» **SUPPLIED MATERIAL**
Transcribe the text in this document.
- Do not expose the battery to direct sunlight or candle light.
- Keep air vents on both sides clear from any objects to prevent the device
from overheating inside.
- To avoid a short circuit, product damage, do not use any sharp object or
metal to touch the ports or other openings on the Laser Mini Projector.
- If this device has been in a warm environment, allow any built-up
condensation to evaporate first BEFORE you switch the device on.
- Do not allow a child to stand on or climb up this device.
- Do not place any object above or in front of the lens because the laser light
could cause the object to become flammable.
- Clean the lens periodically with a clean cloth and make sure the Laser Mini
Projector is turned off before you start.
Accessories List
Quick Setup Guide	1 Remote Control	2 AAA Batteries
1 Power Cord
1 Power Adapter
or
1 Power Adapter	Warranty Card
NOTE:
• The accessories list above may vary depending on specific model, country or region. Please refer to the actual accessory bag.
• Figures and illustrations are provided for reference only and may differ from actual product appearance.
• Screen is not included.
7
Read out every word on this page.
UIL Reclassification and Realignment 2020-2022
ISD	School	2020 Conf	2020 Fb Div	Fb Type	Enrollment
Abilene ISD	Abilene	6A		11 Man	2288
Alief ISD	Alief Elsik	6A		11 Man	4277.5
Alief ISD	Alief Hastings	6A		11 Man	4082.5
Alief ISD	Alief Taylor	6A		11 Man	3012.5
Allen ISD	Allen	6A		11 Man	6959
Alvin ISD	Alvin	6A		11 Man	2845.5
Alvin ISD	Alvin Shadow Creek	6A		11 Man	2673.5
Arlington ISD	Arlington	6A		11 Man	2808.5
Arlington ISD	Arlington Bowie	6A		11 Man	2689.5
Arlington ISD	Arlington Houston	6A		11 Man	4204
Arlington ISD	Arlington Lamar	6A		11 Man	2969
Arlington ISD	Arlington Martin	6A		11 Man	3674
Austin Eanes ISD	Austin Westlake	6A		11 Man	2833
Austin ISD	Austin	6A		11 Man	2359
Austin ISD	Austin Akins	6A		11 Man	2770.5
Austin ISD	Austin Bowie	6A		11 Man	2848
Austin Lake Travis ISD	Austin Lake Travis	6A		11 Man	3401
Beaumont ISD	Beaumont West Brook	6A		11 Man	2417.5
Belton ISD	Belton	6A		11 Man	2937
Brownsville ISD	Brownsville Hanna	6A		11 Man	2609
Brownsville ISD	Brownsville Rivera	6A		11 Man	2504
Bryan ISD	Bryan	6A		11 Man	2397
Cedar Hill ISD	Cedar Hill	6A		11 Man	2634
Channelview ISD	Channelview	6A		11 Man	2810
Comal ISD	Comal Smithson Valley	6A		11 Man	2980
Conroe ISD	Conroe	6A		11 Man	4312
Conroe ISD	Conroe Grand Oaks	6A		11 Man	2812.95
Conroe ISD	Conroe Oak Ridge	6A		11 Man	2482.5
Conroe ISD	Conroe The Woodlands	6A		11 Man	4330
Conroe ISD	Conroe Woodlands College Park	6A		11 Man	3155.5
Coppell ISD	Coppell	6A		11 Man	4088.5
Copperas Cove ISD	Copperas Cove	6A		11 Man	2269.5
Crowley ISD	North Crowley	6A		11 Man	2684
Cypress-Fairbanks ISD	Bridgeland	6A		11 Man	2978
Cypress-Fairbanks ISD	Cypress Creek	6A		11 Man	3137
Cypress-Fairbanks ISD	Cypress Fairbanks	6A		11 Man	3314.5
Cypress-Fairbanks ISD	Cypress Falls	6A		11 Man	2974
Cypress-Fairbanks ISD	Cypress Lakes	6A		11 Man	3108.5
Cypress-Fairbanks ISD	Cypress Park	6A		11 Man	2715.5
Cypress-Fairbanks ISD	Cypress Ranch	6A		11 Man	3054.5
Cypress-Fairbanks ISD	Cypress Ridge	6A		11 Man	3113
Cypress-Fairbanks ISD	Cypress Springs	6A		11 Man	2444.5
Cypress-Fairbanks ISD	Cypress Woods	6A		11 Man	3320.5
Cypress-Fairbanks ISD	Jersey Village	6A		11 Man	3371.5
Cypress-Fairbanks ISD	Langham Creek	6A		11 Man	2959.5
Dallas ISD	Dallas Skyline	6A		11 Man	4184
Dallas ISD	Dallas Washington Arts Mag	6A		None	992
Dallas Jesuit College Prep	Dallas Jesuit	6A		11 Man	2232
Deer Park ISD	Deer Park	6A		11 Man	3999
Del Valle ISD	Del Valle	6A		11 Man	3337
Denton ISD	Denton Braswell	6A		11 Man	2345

» **YOUR INSTRUCTIONS**
Repeat the material in full, exactly as it stands.

» **SOLUTION TO THIS TASK**
Transcribe the text in this document.
- Do not expose the battery to direct sunlight or candle light.
- Keep air vents on both sides clear from any objects to prevent the device
from overheating inside.
- To avoid a short circuit, product damage, do not use any sharp object or
metal to touch the ports or other openings on the Laser Mini Projector.
- If this device has been in a warm environment, allow any built-up
condensation to evaporate first BEFORE you switch the device on.
- Do not allow a child to stand on or climb up this device.
- Do not place any object above or in front of the lens because the laser light
could cause the object to become flammable.
- Clean the lens periodically with a clean cloth and make sure the Laser Mini
Projector is turned off before you start.
Accessories List
Quick Setup Guide	1 Remote Control	2 AAA Batteries
1 Power Cord
1 Power Adapter
or
1 Power Adapter	Warranty Card
NOTE:
• The accessories list above may vary depending on specific model, country or region. Please refer to the actual accessory bag.
• Figures and illustrations are provided for reference only and may differ from actual product appearance.
• Screen is not included.
7
Read out every word on this page.
UIL Reclassification and Realignment 2020-2022
ISD	School	2020 Conf	2020 Fb Div	Fb Type	Enrollment
Abilene ISD	Abilene	6A		11 Man	2288
Alief ISD	Alief Elsik	6A		11 Man	4277.5
Alief ISD	Alief Hastings	6A		11 Man	4082.5
Alief ISD	Alief Taylor	6A		11 Man	3012.5
Allen ISD	Allen	6A		11 Man	6959
Alvin ISD	Alvin	6A		11 Man	2845.5
Alvin ISD	Alvin Shadow Creek	6A		11 Man	2673.5
Arlington ISD	Arlington	6A		11 Man	2808.5
Arlington ISD	Arlington Bowie	6A		11 Man	2689.5
Arlington ISD	Arlington Houston	6A		11 Man	4204
Arlington ISD	Arlington Lamar	6A		11 Man	2969
Arlington ISD	Arlington Martin	6A		11 Man	3674
Austin Eanes ISD	Austin Westlake	6A		11 Man	2833
Austin ISD	Austin	6A		11 Man	2359
Austin ISD	Austin Akins	6A		11 Man	2770.5
Austin ISD	Austin Bowie	6A		11 Man	2848
Austin Lake Travis ISD	Austin Lake Travis	6A		11 Man	3401
Beaumont ISD	Beaumont West Brook	6A		11 Man	2417.5
Belton ISD	Belton	6A		11 Man	2937
Brownsville ISD	Brownsville Hanna	6A		11 Man	2609
Brownsville ISD	Brownsville Rivera	6A		11 Man	2504
Bryan ISD	Bryan	6A		11 Man	2397
Cedar Hill ISD	Cedar Hill	6A		11 Man	2634
Channelview ISD	Channelview	6A		11 Man	2810
Comal ISD	Comal Smithson Valley	6A		11 Man	2980
Conroe ISD	Conroe	6A		11 Man	4312
Conroe ISD	Conroe Grand Oaks	6A		11 Man	2812.95
Conroe ISD	Conroe Oak Ridge	6A		11 Man	2482.5
Conroe ISD	Conroe The Woodlands	6A		11 Man	4330
Conroe ISD	Conroe Woodlands College Park	6A		11 Man	3155.5
Coppell ISD	Coppell	6A		11 Man	4088.5
Copperas Cove ISD	Copperas Cove	6A		11 Man	2269.5
Crowley ISD	North Crowley	6A		11 Man	2684
Cypress-Fairbanks ISD	Bridgeland	6A		11 Man	2978
Cypress-Fairbanks ISD	Cypress Creek	6A		11 Man	3137
Cypress-Fairbanks ISD	Cypress Fairbanks	6A		11 Man	3314.5
Cypress-Fairbanks ISD	Cypress Falls	6A		11 Man	2974
Cypress-Fairbanks ISD	Cypress Lakes	6A		11 Man	3108.5
Cypress-Fairbanks ISD	Cypress Park	6A		11 Man	2715.5
Cypress-Fairbanks ISD	Cypress Ranch	6A		11 Man	3054.5
Cypress-Fairbanks ISD	Cypress Ridge	6A		11 Man	3113
Cypress-Fairbanks ISD	Cypress Springs	6A		11 Man	2444.5
Cypress-Fairbanks ISD	Cypress Woods	6A		11 Man	3320.5
Cypress-Fairbanks ISD	Jersey Village	6A		11 Man	3371.5
Cypress-Fairbanks ISD	Langham Creek	6A		11 Man	2959.5
Dallas ISD	Dallas Skyline	6A		11 Man	4184
Dallas ISD	Dallas Washington Arts Mag	6A		None	992
Dallas Jesuit College Prep	Dallas Jesuit	6A		11 Man	2232
Deer Park ISD	Deer Park	6A		11 Man	3999
Del Valle ISD	Del Valle	6A		11 Man	3337
Denton ISD	Denton Braswell	6A		11 Man	2345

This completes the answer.